> **Exercise**:
Locate every line in the material below that has the word "Bihar". Copy each of those lines.

::::::

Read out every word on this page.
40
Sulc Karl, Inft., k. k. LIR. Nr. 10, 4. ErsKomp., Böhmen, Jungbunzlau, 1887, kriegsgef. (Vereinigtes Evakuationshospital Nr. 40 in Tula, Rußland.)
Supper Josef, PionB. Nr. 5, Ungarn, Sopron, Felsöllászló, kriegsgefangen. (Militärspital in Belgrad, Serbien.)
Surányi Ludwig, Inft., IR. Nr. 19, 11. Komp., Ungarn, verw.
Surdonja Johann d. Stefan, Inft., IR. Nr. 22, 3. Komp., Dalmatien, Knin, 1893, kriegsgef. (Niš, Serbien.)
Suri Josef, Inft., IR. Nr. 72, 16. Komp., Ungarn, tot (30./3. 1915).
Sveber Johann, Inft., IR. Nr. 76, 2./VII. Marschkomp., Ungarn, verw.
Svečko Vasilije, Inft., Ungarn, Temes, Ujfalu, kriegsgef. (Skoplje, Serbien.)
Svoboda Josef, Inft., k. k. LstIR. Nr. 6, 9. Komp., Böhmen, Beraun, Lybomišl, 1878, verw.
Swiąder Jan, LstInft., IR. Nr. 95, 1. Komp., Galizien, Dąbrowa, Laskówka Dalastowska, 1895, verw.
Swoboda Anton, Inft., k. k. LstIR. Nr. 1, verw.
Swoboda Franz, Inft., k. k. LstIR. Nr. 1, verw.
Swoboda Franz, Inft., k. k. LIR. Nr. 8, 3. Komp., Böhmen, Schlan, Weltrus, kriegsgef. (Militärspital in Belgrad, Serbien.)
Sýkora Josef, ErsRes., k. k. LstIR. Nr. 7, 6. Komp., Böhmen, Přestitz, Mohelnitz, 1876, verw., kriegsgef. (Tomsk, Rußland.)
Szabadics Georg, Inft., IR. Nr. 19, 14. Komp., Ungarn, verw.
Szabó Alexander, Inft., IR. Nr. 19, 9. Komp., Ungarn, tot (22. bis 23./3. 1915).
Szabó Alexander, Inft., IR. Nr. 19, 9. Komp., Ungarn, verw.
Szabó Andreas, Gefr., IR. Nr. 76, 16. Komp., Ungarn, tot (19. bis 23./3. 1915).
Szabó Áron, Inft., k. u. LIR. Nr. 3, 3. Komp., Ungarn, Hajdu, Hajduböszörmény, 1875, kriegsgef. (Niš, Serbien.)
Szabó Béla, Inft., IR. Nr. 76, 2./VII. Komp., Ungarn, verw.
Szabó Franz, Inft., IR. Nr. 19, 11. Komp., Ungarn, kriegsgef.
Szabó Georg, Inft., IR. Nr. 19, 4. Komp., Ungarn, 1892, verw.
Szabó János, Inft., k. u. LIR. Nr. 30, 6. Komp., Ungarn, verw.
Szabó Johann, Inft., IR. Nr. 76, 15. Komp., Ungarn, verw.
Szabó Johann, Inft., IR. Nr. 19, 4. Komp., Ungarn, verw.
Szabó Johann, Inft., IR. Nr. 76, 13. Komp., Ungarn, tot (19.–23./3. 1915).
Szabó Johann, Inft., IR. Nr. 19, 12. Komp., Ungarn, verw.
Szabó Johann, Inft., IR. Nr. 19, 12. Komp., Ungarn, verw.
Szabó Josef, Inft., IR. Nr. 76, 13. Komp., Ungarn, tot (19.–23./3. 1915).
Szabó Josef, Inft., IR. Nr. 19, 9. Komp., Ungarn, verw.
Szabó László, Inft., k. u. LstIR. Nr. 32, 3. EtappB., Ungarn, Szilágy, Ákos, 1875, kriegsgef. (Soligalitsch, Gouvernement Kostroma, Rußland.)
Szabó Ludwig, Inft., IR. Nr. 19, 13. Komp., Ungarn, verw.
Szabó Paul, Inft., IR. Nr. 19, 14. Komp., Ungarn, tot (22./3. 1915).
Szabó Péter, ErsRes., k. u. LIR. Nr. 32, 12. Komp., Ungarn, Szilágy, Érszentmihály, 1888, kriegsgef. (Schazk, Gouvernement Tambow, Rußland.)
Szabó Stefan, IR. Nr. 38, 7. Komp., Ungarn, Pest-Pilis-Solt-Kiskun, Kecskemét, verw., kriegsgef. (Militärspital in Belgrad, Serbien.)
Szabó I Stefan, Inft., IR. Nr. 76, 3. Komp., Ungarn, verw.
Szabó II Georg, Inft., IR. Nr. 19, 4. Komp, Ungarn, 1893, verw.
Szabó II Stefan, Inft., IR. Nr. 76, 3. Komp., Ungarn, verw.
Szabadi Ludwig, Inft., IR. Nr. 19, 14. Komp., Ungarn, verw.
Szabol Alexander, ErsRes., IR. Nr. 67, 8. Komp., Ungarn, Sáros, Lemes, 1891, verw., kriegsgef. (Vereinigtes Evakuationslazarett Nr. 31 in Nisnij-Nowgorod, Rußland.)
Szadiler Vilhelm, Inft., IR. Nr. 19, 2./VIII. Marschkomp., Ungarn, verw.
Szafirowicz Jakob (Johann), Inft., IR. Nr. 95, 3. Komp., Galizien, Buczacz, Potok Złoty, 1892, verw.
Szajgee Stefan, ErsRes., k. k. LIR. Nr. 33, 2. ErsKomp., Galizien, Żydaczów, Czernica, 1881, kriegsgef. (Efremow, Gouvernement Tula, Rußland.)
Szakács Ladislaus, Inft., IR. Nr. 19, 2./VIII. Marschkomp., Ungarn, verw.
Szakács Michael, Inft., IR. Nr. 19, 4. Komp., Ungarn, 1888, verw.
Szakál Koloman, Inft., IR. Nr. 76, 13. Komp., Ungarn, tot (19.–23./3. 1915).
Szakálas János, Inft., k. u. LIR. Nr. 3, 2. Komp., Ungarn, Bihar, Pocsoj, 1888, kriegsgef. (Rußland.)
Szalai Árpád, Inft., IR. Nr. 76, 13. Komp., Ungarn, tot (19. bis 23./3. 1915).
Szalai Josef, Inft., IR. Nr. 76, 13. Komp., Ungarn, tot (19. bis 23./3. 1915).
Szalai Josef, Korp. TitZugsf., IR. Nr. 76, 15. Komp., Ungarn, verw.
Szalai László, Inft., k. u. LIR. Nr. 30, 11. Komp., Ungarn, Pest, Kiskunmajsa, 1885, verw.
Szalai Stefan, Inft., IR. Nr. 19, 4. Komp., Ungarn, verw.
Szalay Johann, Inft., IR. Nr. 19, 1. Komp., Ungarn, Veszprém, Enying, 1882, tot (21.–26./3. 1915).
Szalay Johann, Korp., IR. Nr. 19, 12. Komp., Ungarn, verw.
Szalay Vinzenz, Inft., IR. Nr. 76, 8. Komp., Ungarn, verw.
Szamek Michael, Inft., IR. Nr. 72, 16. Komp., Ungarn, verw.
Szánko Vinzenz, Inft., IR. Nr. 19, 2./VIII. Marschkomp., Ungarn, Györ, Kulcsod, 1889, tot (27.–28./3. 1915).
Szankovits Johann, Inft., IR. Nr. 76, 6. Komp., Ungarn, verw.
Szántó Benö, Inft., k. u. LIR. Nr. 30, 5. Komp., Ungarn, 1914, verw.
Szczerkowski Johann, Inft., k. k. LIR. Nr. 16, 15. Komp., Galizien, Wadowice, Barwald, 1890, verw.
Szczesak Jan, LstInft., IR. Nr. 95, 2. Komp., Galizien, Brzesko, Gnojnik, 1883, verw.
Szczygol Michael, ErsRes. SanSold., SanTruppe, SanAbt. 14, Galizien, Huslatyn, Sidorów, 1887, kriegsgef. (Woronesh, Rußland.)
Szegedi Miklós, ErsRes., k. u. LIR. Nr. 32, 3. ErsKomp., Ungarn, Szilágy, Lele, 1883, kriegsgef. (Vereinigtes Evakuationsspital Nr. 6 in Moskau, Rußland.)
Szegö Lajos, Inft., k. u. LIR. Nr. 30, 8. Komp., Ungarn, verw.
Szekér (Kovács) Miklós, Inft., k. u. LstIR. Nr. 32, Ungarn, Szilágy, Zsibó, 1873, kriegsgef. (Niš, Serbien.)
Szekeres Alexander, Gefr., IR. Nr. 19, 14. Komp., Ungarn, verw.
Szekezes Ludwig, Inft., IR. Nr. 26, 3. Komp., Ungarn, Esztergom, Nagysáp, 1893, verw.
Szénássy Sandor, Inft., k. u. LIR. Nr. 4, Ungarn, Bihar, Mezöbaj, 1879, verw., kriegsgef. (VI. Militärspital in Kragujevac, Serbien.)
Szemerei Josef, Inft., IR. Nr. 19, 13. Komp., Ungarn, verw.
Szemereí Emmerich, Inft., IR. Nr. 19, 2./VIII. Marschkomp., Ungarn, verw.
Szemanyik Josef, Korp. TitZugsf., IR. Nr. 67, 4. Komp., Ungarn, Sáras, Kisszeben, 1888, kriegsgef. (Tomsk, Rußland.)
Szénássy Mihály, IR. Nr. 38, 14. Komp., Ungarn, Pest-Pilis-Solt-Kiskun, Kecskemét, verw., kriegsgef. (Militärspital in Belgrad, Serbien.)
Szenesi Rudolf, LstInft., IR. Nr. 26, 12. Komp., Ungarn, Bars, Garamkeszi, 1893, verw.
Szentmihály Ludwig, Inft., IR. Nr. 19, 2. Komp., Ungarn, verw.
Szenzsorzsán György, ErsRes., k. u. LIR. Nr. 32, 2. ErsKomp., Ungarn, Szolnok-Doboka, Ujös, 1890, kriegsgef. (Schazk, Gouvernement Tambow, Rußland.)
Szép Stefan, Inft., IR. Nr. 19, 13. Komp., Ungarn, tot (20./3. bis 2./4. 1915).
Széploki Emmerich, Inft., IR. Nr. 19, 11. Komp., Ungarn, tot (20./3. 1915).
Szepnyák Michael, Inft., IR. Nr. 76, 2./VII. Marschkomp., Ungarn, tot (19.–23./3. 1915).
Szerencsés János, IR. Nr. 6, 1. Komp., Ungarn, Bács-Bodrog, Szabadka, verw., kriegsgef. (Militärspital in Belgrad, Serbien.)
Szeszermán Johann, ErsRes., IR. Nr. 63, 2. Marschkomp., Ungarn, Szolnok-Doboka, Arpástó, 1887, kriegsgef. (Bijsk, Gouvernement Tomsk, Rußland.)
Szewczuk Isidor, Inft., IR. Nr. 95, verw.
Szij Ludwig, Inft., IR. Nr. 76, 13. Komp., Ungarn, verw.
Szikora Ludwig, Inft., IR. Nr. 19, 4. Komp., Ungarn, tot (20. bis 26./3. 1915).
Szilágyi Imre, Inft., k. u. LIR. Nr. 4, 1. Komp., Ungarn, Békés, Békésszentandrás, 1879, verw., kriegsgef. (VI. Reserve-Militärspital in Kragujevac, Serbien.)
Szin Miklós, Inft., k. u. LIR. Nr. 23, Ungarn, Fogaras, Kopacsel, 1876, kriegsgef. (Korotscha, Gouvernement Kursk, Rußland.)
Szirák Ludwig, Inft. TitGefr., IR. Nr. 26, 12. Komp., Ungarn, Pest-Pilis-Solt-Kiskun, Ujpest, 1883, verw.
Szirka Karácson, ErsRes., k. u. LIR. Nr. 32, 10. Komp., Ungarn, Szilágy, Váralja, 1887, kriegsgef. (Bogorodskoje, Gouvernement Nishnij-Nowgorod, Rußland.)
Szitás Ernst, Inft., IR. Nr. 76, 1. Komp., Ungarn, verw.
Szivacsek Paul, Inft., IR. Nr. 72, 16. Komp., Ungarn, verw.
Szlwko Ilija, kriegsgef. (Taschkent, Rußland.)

::::::

> **Exercise response**:
Szakálas János, Inft., k. u. LIR. Nr. 3, 2. Komp., Ungarn, Bihar, Pocsoj, 1888, kriegsgef. (Rußland.)
Szénássy Sandor, Inft., k. u. LIR. Nr. 4, Ungarn, Bihar, Mezöbaj, 1879, verw., kriegsgef. (VI. Militärspital in Kragujevac, Serbien.)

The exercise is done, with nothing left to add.